Figure content listings
----
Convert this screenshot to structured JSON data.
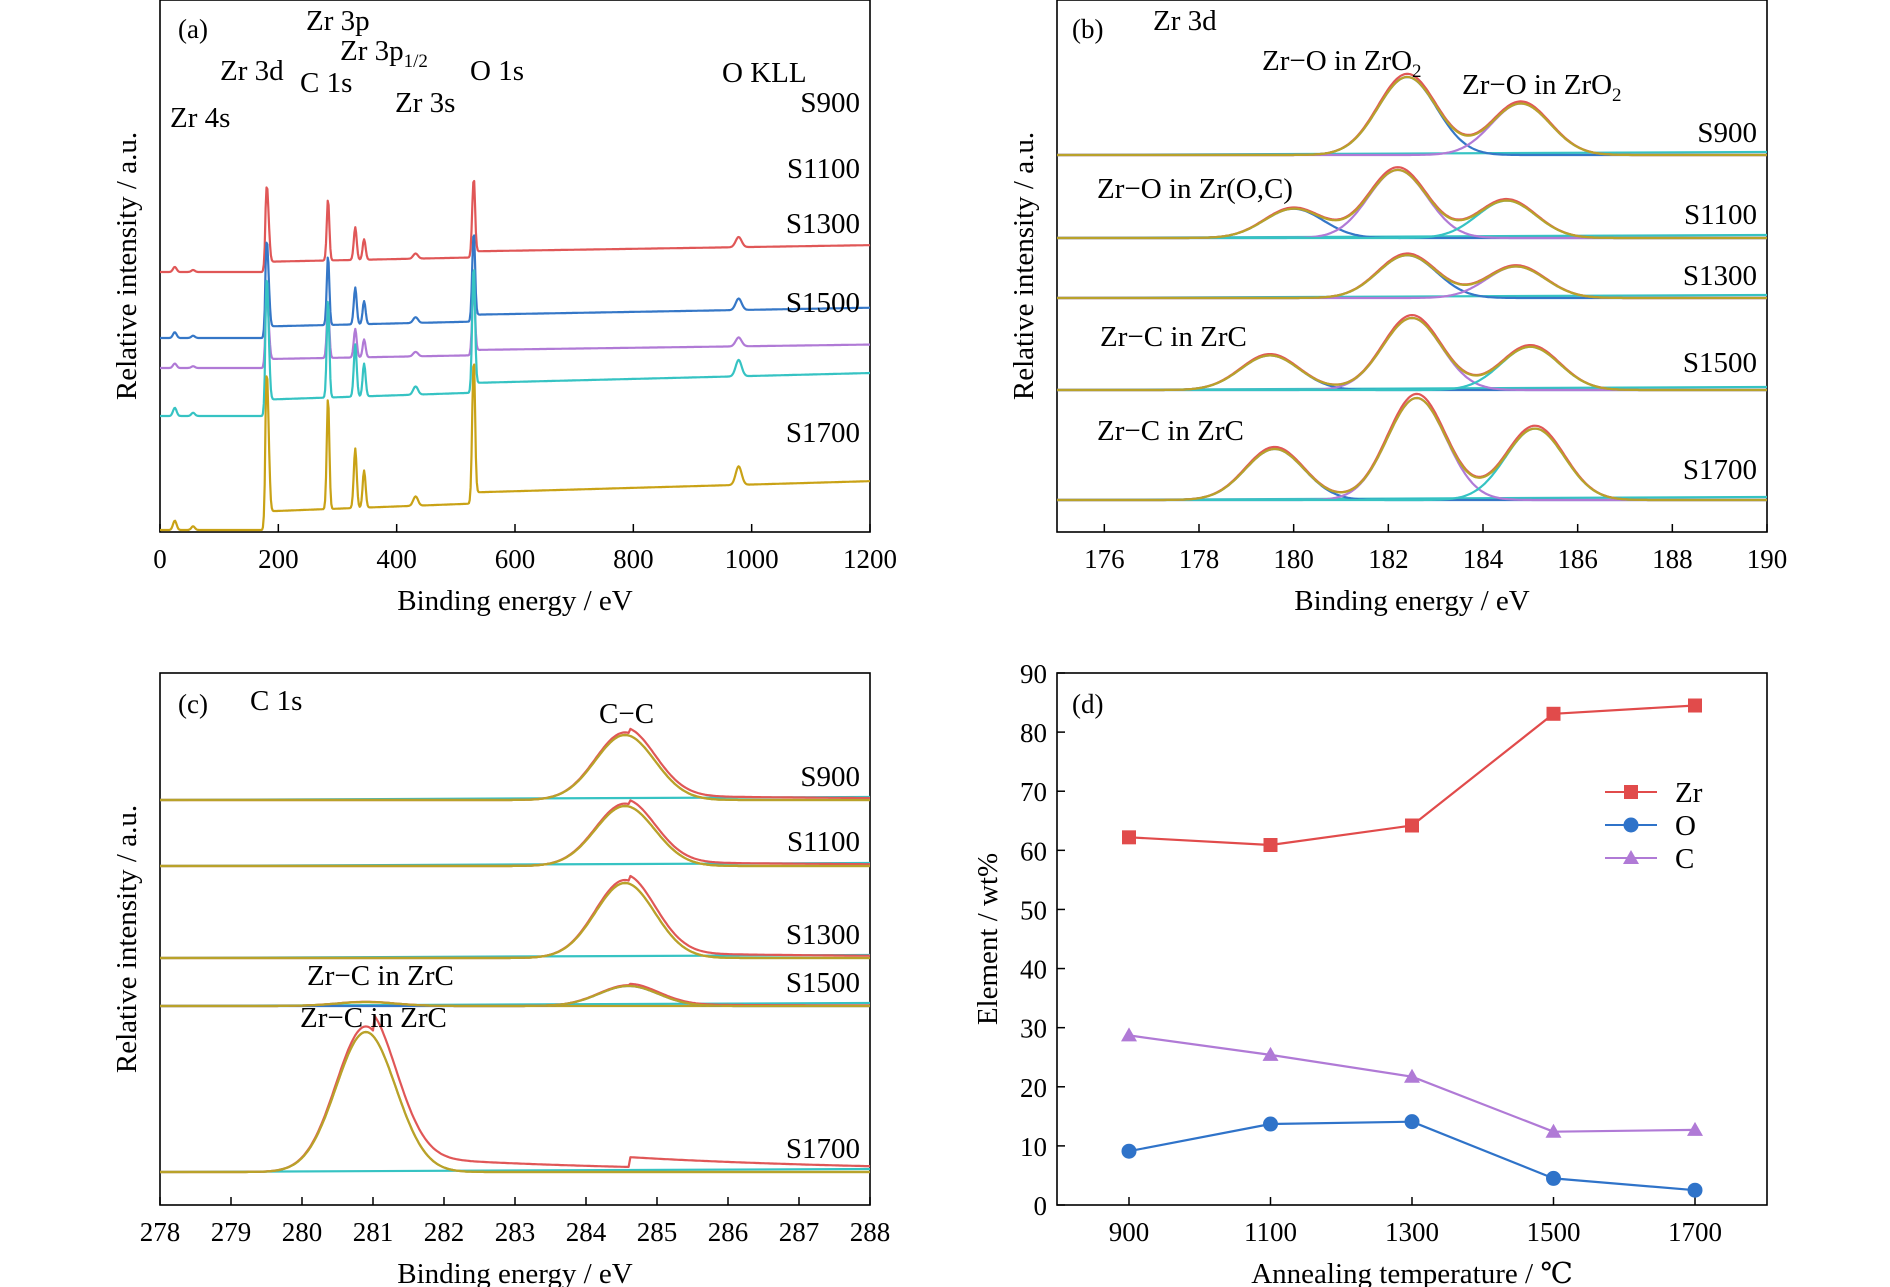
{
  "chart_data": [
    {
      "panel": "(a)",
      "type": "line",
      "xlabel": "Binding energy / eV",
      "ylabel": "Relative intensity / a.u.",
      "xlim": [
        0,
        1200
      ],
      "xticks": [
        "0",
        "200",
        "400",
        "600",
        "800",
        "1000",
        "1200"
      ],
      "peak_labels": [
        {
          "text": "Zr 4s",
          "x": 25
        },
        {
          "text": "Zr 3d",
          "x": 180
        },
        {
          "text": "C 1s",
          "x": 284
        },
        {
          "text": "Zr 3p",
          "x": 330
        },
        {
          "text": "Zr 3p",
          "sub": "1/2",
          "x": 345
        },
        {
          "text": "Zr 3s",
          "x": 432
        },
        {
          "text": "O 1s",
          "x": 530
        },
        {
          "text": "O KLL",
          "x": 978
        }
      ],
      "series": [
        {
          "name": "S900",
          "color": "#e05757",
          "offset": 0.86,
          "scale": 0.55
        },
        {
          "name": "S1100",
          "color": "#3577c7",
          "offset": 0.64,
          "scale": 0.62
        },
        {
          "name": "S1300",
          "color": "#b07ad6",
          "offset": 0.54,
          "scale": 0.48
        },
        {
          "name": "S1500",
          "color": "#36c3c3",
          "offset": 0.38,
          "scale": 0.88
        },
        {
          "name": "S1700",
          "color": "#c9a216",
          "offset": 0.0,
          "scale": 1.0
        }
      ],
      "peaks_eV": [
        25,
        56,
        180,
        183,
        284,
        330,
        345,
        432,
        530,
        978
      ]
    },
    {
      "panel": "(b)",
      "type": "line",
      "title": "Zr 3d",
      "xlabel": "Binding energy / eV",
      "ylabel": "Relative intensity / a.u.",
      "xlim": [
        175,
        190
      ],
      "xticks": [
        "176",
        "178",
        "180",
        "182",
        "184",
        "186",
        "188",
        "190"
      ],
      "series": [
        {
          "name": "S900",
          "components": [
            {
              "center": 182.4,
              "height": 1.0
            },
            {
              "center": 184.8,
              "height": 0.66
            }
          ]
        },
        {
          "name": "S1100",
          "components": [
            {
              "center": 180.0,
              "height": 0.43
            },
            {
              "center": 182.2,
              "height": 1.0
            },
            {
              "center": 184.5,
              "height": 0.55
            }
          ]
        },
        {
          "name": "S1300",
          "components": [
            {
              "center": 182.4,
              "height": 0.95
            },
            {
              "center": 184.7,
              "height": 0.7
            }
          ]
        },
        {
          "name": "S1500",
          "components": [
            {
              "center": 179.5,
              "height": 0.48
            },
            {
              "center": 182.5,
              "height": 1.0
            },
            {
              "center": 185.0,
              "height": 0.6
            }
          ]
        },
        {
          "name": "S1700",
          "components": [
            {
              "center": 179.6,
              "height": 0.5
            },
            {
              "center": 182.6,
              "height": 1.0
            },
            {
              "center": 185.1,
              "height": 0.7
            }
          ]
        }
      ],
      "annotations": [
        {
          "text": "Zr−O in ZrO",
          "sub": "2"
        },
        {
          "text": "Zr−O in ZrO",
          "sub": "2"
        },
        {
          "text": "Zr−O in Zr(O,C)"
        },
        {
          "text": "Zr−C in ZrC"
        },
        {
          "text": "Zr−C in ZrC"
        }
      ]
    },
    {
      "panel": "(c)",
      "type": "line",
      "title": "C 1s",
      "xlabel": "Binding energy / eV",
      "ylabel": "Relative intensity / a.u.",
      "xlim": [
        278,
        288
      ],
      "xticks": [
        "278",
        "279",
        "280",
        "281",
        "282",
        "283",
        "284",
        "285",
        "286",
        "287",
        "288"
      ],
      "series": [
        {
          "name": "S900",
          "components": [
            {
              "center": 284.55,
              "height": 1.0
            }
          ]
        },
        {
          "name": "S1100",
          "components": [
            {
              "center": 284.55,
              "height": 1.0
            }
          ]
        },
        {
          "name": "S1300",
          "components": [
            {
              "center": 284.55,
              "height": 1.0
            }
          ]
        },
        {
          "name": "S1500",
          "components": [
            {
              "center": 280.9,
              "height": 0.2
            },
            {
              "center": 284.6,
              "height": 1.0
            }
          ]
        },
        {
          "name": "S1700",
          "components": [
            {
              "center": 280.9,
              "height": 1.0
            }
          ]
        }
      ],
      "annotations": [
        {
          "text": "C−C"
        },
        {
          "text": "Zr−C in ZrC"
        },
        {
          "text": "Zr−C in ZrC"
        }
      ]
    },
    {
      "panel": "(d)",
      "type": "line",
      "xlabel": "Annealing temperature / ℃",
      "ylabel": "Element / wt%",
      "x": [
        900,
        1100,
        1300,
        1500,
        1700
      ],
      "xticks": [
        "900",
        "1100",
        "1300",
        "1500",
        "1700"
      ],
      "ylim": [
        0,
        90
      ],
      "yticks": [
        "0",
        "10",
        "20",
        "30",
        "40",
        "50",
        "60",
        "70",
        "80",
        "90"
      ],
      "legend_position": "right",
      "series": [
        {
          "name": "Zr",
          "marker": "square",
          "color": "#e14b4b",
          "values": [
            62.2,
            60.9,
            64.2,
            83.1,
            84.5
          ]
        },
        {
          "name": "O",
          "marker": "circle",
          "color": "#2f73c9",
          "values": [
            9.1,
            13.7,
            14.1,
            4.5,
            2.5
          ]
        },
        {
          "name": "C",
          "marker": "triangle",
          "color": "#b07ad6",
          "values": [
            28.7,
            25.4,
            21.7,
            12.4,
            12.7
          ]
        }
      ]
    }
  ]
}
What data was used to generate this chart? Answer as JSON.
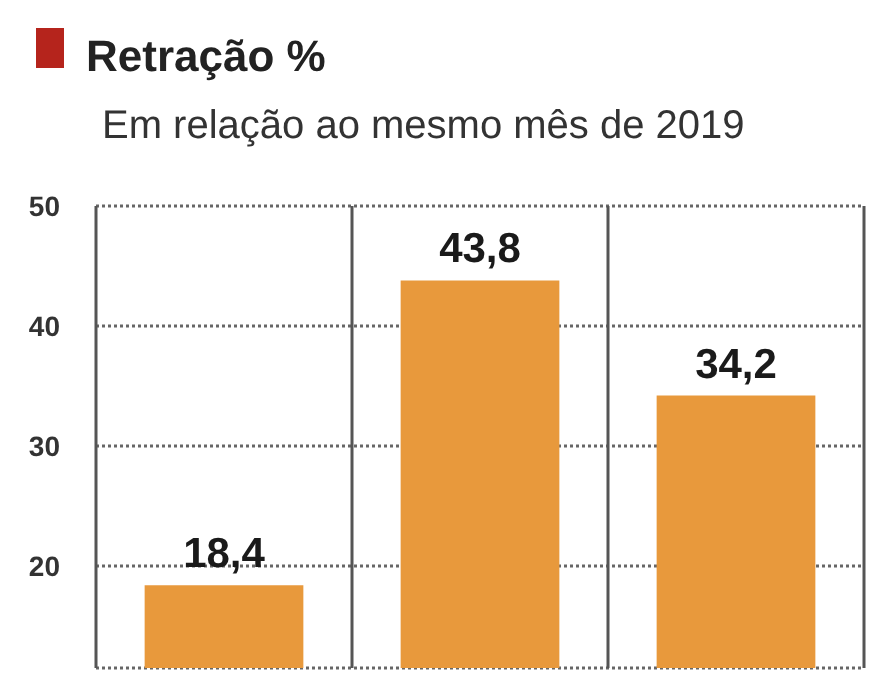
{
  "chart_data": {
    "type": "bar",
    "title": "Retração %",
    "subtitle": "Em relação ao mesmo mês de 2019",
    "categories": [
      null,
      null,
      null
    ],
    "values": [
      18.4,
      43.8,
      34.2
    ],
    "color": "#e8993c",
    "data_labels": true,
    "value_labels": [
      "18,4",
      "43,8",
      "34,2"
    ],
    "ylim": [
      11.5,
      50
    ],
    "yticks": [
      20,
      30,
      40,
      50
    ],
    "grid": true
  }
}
----
> Requirement
Write out the whole listing exactly, and drop the pictures.

> Task answer
Convert this screenshot to structured JSON data.
{
  "chart_data": [
    {
      "panel": "(a)",
      "type": "line",
      "xlabel": "Binding energy / eV",
      "ylabel": "Relative intensity / a.u.",
      "xlim": [
        0,
        1200
      ],
      "xticks": [
        "0",
        "200",
        "400",
        "600",
        "800",
        "1000",
        "1200"
      ],
      "peak_labels": [
        {
          "text": "Zr 4s",
          "x": 25
        },
        {
          "text": "Zr 3d",
          "x": 180
        },
        {
          "text": "C 1s",
          "x": 284
        },
        {
          "text": "Zr 3p",
          "x": 330
        },
        {
          "text": "Zr 3p",
          "sub": "1/2",
          "x": 345
        },
        {
          "text": "Zr 3s",
          "x": 432
        },
        {
          "text": "O 1s",
          "x": 530
        },
        {
          "text": "O KLL",
          "x": 978
        }
      ],
      "series": [
        {
          "name": "S900",
          "color": "#e05757",
          "offset": 0.86,
          "scale": 0.55
        },
        {
          "name": "S1100",
          "color": "#3577c7",
          "offset": 0.64,
          "scale": 0.62
        },
        {
          "name": "S1300",
          "color": "#b07ad6",
          "offset": 0.54,
          "scale": 0.48
        },
        {
          "name": "S1500",
          "color": "#36c3c3",
          "offset": 0.38,
          "scale": 0.88
        },
        {
          "name": "S1700",
          "color": "#c9a216",
          "offset": 0.0,
          "scale": 1.0
        }
      ],
      "peaks_eV": [
        25,
        56,
        180,
        183,
        284,
        330,
        345,
        432,
        530,
        978
      ]
    },
    {
      "panel": "(b)",
      "type": "line",
      "title": "Zr 3d",
      "xlabel": "Binding energy / eV",
      "ylabel": "Relative intensity / a.u.",
      "xlim": [
        175,
        190
      ],
      "xticks": [
        "176",
        "178",
        "180",
        "182",
        "184",
        "186",
        "188",
        "190"
      ],
      "series": [
        {
          "name": "S900",
          "components": [
            {
              "center": 182.4,
              "height": 1.0
            },
            {
              "center": 184.8,
              "height": 0.66
            }
          ]
        },
        {
          "name": "S1100",
          "components": [
            {
              "center": 180.0,
              "height": 0.43
            },
            {
              "center": 182.2,
              "height": 1.0
            },
            {
              "center": 184.5,
              "height": 0.55
            }
          ]
        },
        {
          "name": "S1300",
          "components": [
            {
              "center": 182.4,
              "height": 0.95
            },
            {
              "center": 184.7,
              "height": 0.7
            }
          ]
        },
        {
          "name": "S1500",
          "components": [
            {
              "center": 179.5,
              "height": 0.48
            },
            {
              "center": 182.5,
              "height": 1.0
            },
            {
              "center": 185.0,
              "height": 0.6
            }
          ]
        },
        {
          "name": "S1700",
          "components": [
            {
              "center": 179.6,
              "height": 0.5
            },
            {
              "center": 182.6,
              "height": 1.0
            },
            {
              "center": 185.1,
              "height": 0.7
            }
          ]
        }
      ],
      "annotations": [
        {
          "text": "Zr−O in ZrO",
          "sub": "2"
        },
        {
          "text": "Zr−O in ZrO",
          "sub": "2"
        },
        {
          "text": "Zr−O in Zr(O,C)"
        },
        {
          "text": "Zr−C in ZrC"
        },
        {
          "text": "Zr−C in ZrC"
        }
      ]
    },
    {
      "panel": "(c)",
      "type": "line",
      "title": "C 1s",
      "xlabel": "Binding energy / eV",
      "ylabel": "Relative intensity / a.u.",
      "xlim": [
        278,
        288
      ],
      "xticks": [
        "278",
        "279",
        "280",
        "281",
        "282",
        "283",
        "284",
        "285",
        "286",
        "287",
        "288"
      ],
      "series": [
        {
          "name": "S900",
          "components": [
            {
              "center": 284.55,
              "height": 1.0
            }
          ]
        },
        {
          "name": "S1100",
          "components": [
            {
              "center": 284.55,
              "height": 1.0
            }
          ]
        },
        {
          "name": "S1300",
          "components": [
            {
              "center": 284.55,
              "height": 1.0
            }
          ]
        },
        {
          "name": "S1500",
          "components": [
            {
              "center": 280.9,
              "height": 0.2
            },
            {
              "center": 284.6,
              "height": 1.0
            }
          ]
        },
        {
          "name": "S1700",
          "components": [
            {
              "center": 280.9,
              "height": 1.0
            }
          ]
        }
      ],
      "annotations": [
        {
          "text": "C−C"
        },
        {
          "text": "Zr−C in ZrC"
        },
        {
          "text": "Zr−C in ZrC"
        }
      ]
    },
    {
      "panel": "(d)",
      "type": "line",
      "xlabel": "Annealing temperature / ℃",
      "ylabel": "Element / wt%",
      "x": [
        900,
        1100,
        1300,
        1500,
        1700
      ],
      "xticks": [
        "900",
        "1100",
        "1300",
        "1500",
        "1700"
      ],
      "ylim": [
        0,
        90
      ],
      "yticks": [
        "0",
        "10",
        "20",
        "30",
        "40",
        "50",
        "60",
        "70",
        "80",
        "90"
      ],
      "legend_position": "right",
      "series": [
        {
          "name": "Zr",
          "marker": "square",
          "color": "#e14b4b",
          "values": [
            62.2,
            60.9,
            64.2,
            83.1,
            84.5
          ]
        },
        {
          "name": "O",
          "marker": "circle",
          "color": "#2f73c9",
          "values": [
            9.1,
            13.7,
            14.1,
            4.5,
            2.5
          ]
        },
        {
          "name": "C",
          "marker": "triangle",
          "color": "#b07ad6",
          "values": [
            28.7,
            25.4,
            21.7,
            12.4,
            12.7
          ]
        }
      ]
    }
  ]
}
What data was used to generate this chart? Answer as JSON.
{
  "chart_data": {
    "type": "bar",
    "title": "Retração %",
    "subtitle": "Em relação ao mesmo mês de 2019",
    "categories": [
      null,
      null,
      null
    ],
    "values": [
      18.4,
      43.8,
      34.2
    ],
    "color": "#e8993c",
    "data_labels": true,
    "value_labels": [
      "18,4",
      "43,8",
      "34,2"
    ],
    "ylim": [
      11.5,
      50
    ],
    "yticks": [
      20,
      30,
      40,
      50
    ],
    "grid": true
  }
}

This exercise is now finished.